Exercise materials -
──────────────────────────────

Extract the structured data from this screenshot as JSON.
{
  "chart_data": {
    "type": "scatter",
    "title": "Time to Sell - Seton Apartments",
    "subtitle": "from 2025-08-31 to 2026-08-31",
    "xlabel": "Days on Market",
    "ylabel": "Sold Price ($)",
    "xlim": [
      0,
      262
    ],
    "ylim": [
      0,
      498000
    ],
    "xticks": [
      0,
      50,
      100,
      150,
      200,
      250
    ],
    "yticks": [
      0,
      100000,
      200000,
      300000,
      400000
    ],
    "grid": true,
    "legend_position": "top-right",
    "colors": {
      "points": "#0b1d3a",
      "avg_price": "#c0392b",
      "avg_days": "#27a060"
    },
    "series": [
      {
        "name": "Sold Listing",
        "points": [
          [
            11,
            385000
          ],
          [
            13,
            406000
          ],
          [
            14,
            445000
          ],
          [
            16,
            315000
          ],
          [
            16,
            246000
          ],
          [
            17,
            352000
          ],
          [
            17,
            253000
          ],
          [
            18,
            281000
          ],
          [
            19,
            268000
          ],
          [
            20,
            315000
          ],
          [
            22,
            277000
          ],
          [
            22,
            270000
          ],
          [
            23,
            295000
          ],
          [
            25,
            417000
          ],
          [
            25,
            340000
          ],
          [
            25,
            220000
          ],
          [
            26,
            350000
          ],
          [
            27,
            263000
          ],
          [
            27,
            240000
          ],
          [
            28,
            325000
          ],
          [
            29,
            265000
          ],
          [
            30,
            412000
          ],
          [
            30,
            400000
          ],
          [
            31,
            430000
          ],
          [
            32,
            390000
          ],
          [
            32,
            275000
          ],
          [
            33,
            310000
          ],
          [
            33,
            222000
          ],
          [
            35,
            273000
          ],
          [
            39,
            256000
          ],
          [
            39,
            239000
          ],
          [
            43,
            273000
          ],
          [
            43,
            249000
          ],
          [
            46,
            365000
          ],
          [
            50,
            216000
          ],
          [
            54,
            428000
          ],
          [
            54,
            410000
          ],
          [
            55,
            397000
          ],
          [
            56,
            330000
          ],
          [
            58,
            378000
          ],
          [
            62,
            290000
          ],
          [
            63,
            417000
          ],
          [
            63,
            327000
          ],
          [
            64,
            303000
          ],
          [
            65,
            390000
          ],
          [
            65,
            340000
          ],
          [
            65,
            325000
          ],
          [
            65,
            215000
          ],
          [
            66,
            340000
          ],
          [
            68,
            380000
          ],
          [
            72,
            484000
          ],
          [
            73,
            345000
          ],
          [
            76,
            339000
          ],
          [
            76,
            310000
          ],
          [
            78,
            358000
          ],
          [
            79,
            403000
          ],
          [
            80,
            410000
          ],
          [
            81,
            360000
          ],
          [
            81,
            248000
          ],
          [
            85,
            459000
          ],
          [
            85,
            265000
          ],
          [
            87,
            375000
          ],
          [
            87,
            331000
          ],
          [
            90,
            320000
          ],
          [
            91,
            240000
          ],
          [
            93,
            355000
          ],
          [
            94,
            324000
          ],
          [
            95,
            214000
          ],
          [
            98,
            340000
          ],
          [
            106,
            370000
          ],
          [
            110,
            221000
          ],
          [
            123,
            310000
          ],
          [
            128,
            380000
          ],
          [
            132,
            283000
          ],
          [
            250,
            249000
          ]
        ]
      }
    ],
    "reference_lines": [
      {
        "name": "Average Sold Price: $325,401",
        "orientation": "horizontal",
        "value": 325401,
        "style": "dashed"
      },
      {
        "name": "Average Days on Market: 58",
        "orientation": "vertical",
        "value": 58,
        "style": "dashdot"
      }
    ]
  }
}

──────────────────────────────

Work to complete -
Print all of the data exactly as it was given.

Solution for this exercise -
Extract the structured data from this screenshot as JSON.
{
  "chart_data": {
    "type": "scatter",
    "title": "Time to Sell - Seton Apartments",
    "subtitle": "from 2025-08-31 to 2026-08-31",
    "xlabel": "Days on Market",
    "ylabel": "Sold Price ($)",
    "xlim": [
      0,
      262
    ],
    "ylim": [
      0,
      498000
    ],
    "xticks": [
      0,
      50,
      100,
      150,
      200,
      250
    ],
    "yticks": [
      0,
      100000,
      200000,
      300000,
      400000
    ],
    "grid": true,
    "legend_position": "top-right",
    "colors": {
      "points": "#0b1d3a",
      "avg_price": "#c0392b",
      "avg_days": "#27a060"
    },
    "series": [
      {
        "name": "Sold Listing",
        "points": [
          [
            11,
            385000
          ],
          [
            13,
            406000
          ],
          [
            14,
            445000
          ],
          [
            16,
            315000
          ],
          [
            16,
            246000
          ],
          [
            17,
            352000
          ],
          [
            17,
            253000
          ],
          [
            18,
            281000
          ],
          [
            19,
            268000
          ],
          [
            20,
            315000
          ],
          [
            22,
            277000
          ],
          [
            22,
            270000
          ],
          [
            23,
            295000
          ],
          [
            25,
            417000
          ],
          [
            25,
            340000
          ],
          [
            25,
            220000
          ],
          [
            26,
            350000
          ],
          [
            27,
            263000
          ],
          [
            27,
            240000
          ],
          [
            28,
            325000
          ],
          [
            29,
            265000
          ],
          [
            30,
            412000
          ],
          [
            30,
            400000
          ],
          [
            31,
            430000
          ],
          [
            32,
            390000
          ],
          [
            32,
            275000
          ],
          [
            33,
            310000
          ],
          [
            33,
            222000
          ],
          [
            35,
            273000
          ],
          [
            39,
            256000
          ],
          [
            39,
            239000
          ],
          [
            43,
            273000
          ],
          [
            43,
            249000
          ],
          [
            46,
            365000
          ],
          [
            50,
            216000
          ],
          [
            54,
            428000
          ],
          [
            54,
            410000
          ],
          [
            55,
            397000
          ],
          [
            56,
            330000
          ],
          [
            58,
            378000
          ],
          [
            62,
            290000
          ],
          [
            63,
            417000
          ],
          [
            63,
            327000
          ],
          [
            64,
            303000
          ],
          [
            65,
            390000
          ],
          [
            65,
            340000
          ],
          [
            65,
            325000
          ],
          [
            65,
            215000
          ],
          [
            66,
            340000
          ],
          [
            68,
            380000
          ],
          [
            72,
            484000
          ],
          [
            73,
            345000
          ],
          [
            76,
            339000
          ],
          [
            76,
            310000
          ],
          [
            78,
            358000
          ],
          [
            79,
            403000
          ],
          [
            80,
            410000
          ],
          [
            81,
            360000
          ],
          [
            81,
            248000
          ],
          [
            85,
            459000
          ],
          [
            85,
            265000
          ],
          [
            87,
            375000
          ],
          [
            87,
            331000
          ],
          [
            90,
            320000
          ],
          [
            91,
            240000
          ],
          [
            93,
            355000
          ],
          [
            94,
            324000
          ],
          [
            95,
            214000
          ],
          [
            98,
            340000
          ],
          [
            106,
            370000
          ],
          [
            110,
            221000
          ],
          [
            123,
            310000
          ],
          [
            128,
            380000
          ],
          [
            132,
            283000
          ],
          [
            250,
            249000
          ]
        ]
      }
    ],
    "reference_lines": [
      {
        "name": "Average Sold Price: $325,401",
        "orientation": "horizontal",
        "value": 325401,
        "style": "dashed"
      },
      {
        "name": "Average Days on Market: 58",
        "orientation": "vertical",
        "value": 58,
        "style": "dashdot"
      }
    ]
  }
}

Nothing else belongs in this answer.